» **STATED TASK**: Gather from the material every line that contains the string "screenshot".
--- start STORED RECORDS ---
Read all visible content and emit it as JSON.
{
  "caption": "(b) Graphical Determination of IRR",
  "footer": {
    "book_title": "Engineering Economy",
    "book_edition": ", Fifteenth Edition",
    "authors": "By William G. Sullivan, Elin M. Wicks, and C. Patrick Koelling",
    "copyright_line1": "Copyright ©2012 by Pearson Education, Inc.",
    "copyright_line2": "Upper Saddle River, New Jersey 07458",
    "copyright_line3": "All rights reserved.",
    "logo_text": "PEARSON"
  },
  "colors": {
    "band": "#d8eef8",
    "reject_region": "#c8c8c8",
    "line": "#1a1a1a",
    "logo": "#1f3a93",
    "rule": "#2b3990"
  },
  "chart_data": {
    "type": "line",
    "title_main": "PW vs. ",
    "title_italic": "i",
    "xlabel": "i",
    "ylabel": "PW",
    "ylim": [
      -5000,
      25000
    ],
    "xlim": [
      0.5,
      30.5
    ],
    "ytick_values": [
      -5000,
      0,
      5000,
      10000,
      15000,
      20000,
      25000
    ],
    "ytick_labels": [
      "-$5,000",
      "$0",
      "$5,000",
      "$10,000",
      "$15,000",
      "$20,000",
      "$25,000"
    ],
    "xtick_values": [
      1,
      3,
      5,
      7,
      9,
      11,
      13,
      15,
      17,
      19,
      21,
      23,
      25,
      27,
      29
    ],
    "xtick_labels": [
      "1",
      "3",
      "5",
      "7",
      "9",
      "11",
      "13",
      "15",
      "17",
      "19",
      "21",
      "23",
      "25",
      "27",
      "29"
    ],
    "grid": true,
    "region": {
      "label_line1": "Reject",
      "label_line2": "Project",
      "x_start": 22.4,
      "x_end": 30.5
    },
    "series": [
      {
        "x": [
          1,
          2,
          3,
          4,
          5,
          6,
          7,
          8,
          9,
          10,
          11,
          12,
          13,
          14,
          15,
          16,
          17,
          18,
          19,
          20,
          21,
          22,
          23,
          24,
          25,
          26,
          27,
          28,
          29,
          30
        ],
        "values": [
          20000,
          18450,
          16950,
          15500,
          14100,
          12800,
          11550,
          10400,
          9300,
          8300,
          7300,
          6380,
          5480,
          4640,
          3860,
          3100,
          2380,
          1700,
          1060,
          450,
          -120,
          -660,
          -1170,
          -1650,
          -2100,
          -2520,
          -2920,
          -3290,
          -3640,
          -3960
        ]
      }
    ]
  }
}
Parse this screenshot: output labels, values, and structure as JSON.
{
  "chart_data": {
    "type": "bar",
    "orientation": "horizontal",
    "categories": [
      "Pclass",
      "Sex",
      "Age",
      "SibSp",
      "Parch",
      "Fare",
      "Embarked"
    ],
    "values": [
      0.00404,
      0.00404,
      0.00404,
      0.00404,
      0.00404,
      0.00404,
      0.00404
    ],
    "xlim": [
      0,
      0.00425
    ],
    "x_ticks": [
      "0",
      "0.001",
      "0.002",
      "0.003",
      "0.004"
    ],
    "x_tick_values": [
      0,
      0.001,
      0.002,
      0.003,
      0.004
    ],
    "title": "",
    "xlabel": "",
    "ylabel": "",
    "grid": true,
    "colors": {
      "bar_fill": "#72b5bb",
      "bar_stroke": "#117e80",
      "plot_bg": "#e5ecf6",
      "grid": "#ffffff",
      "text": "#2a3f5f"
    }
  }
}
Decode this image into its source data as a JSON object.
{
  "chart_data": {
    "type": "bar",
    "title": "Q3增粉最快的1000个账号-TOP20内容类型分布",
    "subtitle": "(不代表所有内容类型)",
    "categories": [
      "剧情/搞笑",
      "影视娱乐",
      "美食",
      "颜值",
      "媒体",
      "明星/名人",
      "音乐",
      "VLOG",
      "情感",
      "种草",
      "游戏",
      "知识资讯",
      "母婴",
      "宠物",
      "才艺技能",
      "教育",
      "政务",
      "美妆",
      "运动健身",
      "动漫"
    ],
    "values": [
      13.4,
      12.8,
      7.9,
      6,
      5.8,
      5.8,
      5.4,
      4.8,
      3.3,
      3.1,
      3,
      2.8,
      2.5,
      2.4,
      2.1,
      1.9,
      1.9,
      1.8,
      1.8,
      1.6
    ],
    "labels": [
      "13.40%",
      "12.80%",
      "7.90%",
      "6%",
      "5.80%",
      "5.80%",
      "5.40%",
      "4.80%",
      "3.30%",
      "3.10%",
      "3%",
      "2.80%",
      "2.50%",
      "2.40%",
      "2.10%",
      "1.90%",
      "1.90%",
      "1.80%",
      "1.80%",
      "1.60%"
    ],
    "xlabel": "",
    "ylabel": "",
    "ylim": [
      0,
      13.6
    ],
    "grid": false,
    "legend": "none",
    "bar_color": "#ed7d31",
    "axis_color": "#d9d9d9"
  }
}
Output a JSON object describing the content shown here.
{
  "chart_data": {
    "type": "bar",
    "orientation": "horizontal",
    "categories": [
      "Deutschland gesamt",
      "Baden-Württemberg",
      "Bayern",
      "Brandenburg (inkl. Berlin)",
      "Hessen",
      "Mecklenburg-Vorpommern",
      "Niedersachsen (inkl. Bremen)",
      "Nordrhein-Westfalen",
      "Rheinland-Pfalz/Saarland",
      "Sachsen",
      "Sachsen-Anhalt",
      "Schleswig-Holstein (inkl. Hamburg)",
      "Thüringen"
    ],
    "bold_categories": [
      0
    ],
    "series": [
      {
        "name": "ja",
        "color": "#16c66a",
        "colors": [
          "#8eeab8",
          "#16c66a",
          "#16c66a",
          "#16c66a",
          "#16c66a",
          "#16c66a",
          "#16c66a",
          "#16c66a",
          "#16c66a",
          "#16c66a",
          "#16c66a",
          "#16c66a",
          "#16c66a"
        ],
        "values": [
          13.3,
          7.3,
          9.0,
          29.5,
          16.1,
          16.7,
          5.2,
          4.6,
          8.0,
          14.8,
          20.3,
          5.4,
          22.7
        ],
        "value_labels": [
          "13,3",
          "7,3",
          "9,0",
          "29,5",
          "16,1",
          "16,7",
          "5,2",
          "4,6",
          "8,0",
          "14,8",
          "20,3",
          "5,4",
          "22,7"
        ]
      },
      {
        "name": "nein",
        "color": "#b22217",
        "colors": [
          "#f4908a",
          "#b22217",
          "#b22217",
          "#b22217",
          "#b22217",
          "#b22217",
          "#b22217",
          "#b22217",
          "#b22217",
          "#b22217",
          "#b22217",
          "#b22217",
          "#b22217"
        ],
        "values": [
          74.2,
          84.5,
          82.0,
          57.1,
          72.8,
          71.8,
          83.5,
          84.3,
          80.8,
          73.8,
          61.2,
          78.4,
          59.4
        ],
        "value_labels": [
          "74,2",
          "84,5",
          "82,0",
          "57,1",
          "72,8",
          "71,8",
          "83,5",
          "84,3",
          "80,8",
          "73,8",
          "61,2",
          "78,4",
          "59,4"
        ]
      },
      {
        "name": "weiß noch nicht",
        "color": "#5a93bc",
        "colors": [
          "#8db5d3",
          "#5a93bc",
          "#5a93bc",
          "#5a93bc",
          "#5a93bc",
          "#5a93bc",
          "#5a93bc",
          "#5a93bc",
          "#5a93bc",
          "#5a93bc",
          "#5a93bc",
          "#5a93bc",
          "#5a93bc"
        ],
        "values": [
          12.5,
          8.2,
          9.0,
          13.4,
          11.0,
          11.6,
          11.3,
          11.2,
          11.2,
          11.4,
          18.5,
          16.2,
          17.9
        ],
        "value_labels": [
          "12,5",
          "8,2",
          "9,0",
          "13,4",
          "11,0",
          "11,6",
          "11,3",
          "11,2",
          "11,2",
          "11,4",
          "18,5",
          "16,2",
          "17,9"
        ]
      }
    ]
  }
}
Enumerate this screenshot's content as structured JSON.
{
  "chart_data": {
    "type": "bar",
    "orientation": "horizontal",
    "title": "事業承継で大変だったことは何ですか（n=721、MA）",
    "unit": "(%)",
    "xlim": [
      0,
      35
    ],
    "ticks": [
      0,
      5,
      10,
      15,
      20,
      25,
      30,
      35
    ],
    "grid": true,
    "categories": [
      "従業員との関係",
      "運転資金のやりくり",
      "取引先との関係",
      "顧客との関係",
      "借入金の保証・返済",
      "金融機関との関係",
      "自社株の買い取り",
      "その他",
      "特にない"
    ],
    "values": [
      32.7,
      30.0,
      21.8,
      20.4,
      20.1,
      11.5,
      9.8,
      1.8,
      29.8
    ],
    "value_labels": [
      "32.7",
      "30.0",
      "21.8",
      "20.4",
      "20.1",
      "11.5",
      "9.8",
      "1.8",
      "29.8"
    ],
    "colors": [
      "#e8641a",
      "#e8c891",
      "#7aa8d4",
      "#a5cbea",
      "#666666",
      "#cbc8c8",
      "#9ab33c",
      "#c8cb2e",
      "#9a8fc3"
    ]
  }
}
--- end STORED RECORDS ---
» **WRITTEN REPLY**:
Parse this screenshot: output labels, values, and structure as JSON.
Enumerate this screenshot's content as structured JSON.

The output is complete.